### WORK INSTRUCTIONS
Print the entire listing. Each line must match the original exactly.

### RECORD LIST
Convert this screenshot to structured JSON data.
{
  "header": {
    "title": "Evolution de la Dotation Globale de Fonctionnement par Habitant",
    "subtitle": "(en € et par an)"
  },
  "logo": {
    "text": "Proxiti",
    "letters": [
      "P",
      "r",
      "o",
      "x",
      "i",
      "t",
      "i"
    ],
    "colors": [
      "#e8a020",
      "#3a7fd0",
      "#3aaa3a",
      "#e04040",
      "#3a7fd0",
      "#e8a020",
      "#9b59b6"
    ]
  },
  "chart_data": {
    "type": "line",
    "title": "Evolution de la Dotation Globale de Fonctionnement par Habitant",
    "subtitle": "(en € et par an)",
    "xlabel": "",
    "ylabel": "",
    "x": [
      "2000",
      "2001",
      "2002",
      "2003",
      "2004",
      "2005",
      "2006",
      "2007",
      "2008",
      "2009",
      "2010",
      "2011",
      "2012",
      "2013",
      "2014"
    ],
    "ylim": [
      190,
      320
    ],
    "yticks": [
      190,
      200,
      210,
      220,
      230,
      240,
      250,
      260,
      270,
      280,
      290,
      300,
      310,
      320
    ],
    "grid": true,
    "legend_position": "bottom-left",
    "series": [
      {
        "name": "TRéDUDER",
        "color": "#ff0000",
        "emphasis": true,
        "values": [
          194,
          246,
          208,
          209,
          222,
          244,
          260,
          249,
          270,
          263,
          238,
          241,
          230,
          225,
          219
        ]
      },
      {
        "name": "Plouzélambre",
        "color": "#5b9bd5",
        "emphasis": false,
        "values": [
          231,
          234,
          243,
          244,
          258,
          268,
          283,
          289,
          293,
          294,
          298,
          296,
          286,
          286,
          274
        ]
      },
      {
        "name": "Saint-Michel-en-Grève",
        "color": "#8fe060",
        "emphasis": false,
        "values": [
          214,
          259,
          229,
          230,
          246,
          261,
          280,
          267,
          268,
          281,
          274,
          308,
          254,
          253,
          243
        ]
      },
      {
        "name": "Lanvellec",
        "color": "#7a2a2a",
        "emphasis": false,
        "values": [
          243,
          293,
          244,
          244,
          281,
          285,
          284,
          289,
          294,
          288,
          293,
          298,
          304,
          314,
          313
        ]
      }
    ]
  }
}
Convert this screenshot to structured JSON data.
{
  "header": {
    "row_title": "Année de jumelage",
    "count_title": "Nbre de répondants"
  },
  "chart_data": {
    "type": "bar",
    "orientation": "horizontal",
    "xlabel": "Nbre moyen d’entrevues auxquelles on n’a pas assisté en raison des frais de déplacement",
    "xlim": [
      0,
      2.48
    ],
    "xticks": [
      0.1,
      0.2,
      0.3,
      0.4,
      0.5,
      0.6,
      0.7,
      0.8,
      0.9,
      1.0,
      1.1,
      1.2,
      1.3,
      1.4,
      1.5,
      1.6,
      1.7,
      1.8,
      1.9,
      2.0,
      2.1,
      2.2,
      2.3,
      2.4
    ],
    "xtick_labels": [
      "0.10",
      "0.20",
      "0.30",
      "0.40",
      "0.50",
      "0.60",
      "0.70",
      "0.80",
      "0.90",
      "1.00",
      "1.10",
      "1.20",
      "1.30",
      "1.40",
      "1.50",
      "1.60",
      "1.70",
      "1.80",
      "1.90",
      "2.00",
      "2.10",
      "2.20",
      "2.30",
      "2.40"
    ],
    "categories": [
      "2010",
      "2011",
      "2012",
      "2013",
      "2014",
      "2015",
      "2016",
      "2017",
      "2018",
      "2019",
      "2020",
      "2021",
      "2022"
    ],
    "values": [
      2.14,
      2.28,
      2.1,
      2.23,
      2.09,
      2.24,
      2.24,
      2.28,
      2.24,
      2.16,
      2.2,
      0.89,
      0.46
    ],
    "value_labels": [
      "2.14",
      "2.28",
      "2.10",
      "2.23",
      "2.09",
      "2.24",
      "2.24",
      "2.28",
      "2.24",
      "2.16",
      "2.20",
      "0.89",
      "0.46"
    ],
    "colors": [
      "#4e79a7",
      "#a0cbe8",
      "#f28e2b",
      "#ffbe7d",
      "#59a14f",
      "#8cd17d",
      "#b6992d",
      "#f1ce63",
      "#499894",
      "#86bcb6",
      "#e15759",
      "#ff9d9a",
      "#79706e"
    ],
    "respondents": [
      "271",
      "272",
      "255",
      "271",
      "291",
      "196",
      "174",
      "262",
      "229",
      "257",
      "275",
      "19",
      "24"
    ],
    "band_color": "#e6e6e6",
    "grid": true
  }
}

### ANSWER TO THE TASK
Convert this screenshot to structured JSON data.
{
  "header": {
    "title": "Evolution de la Dotation Globale de Fonctionnement par Habitant",
    "subtitle": "(en € et par an)"
  },
  "logo": {
    "text": "Proxiti",
    "letters": [
      "P",
      "r",
      "o",
      "x",
      "i",
      "t",
      "i"
    ],
    "colors": [
      "#e8a020",
      "#3a7fd0",
      "#3aaa3a",
      "#e04040",
      "#3a7fd0",
      "#e8a020",
      "#9b59b6"
    ]
  },
  "chart_data": {
    "type": "line",
    "title": "Evolution de la Dotation Globale de Fonctionnement par Habitant",
    "subtitle": "(en € et par an)",
    "xlabel": "",
    "ylabel": "",
    "x": [
      "2000",
      "2001",
      "2002",
      "2003",
      "2004",
      "2005",
      "2006",
      "2007",
      "2008",
      "2009",
      "2010",
      "2011",
      "2012",
      "2013",
      "2014"
    ],
    "ylim": [
      190,
      320
    ],
    "yticks": [
      190,
      200,
      210,
      220,
      230,
      240,
      250,
      260,
      270,
      280,
      290,
      300,
      310,
      320
    ],
    "grid": true,
    "legend_position": "bottom-left",
    "series": [
      {
        "name": "TRéDUDER",
        "color": "#ff0000",
        "emphasis": true,
        "values": [
          194,
          246,
          208,
          209,
          222,
          244,
          260,
          249,
          270,
          263,
          238,
          241,
          230,
          225,
          219
        ]
      },
      {
        "name": "Plouzélambre",
        "color": "#5b9bd5",
        "emphasis": false,
        "values": [
          231,
          234,
          243,
          244,
          258,
          268,
          283,
          289,
          293,
          294,
          298,
          296,
          286,
          286,
          274
        ]
      },
      {
        "name": "Saint-Michel-en-Grève",
        "color": "#8fe060",
        "emphasis": false,
        "values": [
          214,
          259,
          229,
          230,
          246,
          261,
          280,
          267,
          268,
          281,
          274,
          308,
          254,
          253,
          243
        ]
      },
      {
        "name": "Lanvellec",
        "color": "#7a2a2a",
        "emphasis": false,
        "values": [
          243,
          293,
          244,
          244,
          281,
          285,
          284,
          289,
          294,
          288,
          293,
          298,
          304,
          314,
          313
        ]
      }
    ]
  }
}
Convert this screenshot to structured JSON data.
{
  "header": {
    "row_title": "Année de jumelage",
    "count_title": "Nbre de répondants"
  },
  "chart_data": {
    "type": "bar",
    "orientation": "horizontal",
    "xlabel": "Nbre moyen d’entrevues auxquelles on n’a pas assisté en raison des frais de déplacement",
    "xlim": [
      0,
      2.48
    ],
    "xticks": [
      0.1,
      0.2,
      0.3,
      0.4,
      0.5,
      0.6,
      0.7,
      0.8,
      0.9,
      1.0,
      1.1,
      1.2,
      1.3,
      1.4,
      1.5,
      1.6,
      1.7,
      1.8,
      1.9,
      2.0,
      2.1,
      2.2,
      2.3,
      2.4
    ],
    "xtick_labels": [
      "0.10",
      "0.20",
      "0.30",
      "0.40",
      "0.50",
      "0.60",
      "0.70",
      "0.80",
      "0.90",
      "1.00",
      "1.10",
      "1.20",
      "1.30",
      "1.40",
      "1.50",
      "1.60",
      "1.70",
      "1.80",
      "1.90",
      "2.00",
      "2.10",
      "2.20",
      "2.30",
      "2.40"
    ],
    "categories": [
      "2010",
      "2011",
      "2012",
      "2013",
      "2014",
      "2015",
      "2016",
      "2017",
      "2018",
      "2019",
      "2020",
      "2021",
      "2022"
    ],
    "values": [
      2.14,
      2.28,
      2.1,
      2.23,
      2.09,
      2.24,
      2.24,
      2.28,
      2.24,
      2.16,
      2.2,
      0.89,
      0.46
    ],
    "value_labels": [
      "2.14",
      "2.28",
      "2.10",
      "2.23",
      "2.09",
      "2.24",
      "2.24",
      "2.28",
      "2.24",
      "2.16",
      "2.20",
      "0.89",
      "0.46"
    ],
    "colors": [
      "#4e79a7",
      "#a0cbe8",
      "#f28e2b",
      "#ffbe7d",
      "#59a14f",
      "#8cd17d",
      "#b6992d",
      "#f1ce63",
      "#499894",
      "#86bcb6",
      "#e15759",
      "#ff9d9a",
      "#79706e"
    ],
    "respondents": [
      "271",
      "272",
      "255",
      "271",
      "291",
      "196",
      "174",
      "262",
      "229",
      "257",
      "275",
      "19",
      "24"
    ],
    "band_color": "#e6e6e6",
    "grid": true
  }
}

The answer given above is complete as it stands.